▸ Exercise objective:
Reproduce the listing below verbatim.

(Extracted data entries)
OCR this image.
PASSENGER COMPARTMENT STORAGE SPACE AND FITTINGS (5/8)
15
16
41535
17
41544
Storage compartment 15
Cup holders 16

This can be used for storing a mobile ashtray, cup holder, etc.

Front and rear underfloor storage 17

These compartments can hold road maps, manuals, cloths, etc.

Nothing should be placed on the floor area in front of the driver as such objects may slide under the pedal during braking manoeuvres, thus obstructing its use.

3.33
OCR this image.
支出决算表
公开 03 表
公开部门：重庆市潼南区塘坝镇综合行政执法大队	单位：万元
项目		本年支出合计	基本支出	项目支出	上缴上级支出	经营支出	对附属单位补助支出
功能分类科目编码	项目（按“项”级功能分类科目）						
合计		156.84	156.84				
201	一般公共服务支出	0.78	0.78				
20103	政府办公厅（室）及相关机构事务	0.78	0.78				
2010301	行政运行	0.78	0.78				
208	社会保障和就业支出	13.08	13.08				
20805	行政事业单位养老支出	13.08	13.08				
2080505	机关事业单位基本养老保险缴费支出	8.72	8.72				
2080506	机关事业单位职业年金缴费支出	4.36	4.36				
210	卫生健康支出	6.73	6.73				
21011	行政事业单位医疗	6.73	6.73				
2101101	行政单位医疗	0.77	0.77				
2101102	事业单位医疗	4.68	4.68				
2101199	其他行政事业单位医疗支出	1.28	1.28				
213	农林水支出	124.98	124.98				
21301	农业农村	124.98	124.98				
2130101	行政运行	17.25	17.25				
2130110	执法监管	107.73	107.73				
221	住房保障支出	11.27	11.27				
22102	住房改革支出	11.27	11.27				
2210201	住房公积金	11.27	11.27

▸ Response for this exercise:
OCR this image.
PASSENGER COMPARTMENT STORAGE SPACE AND FITTINGS (5/8)
15
16
41535
17
41544
Storage compartment 15
Cup holders 16

This can be used for storing a mobile ashtray, cup holder, etc.

Front and rear underfloor storage 17

These compartments can hold road maps, manuals, cloths, etc.

Nothing should be placed on the floor area in front of the driver as such objects may slide under the pedal during braking manoeuvres, thus obstructing its use.

3.33
OCR this image.
支出决算表
公开 03 表
公开部门：重庆市潼南区塘坝镇综合行政执法大队	单位：万元
项目		本年支出合计	基本支出	项目支出	上缴上级支出	经营支出	对附属单位补助支出
功能分类科目编码	项目（按“项”级功能分类科目）						
合计		156.84	156.84				
201	一般公共服务支出	0.78	0.78				
20103	政府办公厅（室）及相关机构事务	0.78	0.78				
2010301	行政运行	0.78	0.78				
208	社会保障和就业支出	13.08	13.08				
20805	行政事业单位养老支出	13.08	13.08				
2080505	机关事业单位基本养老保险缴费支出	8.72	8.72				
2080506	机关事业单位职业年金缴费支出	4.36	4.36				
210	卫生健康支出	6.73	6.73				
21011	行政事业单位医疗	6.73	6.73				
2101101	行政单位医疗	0.77	0.77				
2101102	事业单位医疗	4.68	4.68				
2101199	其他行政事业单位医疗支出	1.28	1.28				
213	农林水支出	124.98	124.98				
21301	农业农村	124.98	124.98				
2130101	行政运行	17.25	17.25				
2130110	执法监管	107.73	107.73				
221	住房保障支出	11.27	11.27				
22102	住房改革支出	11.27	11.27				
2210201	住房公积金	11.27	11.27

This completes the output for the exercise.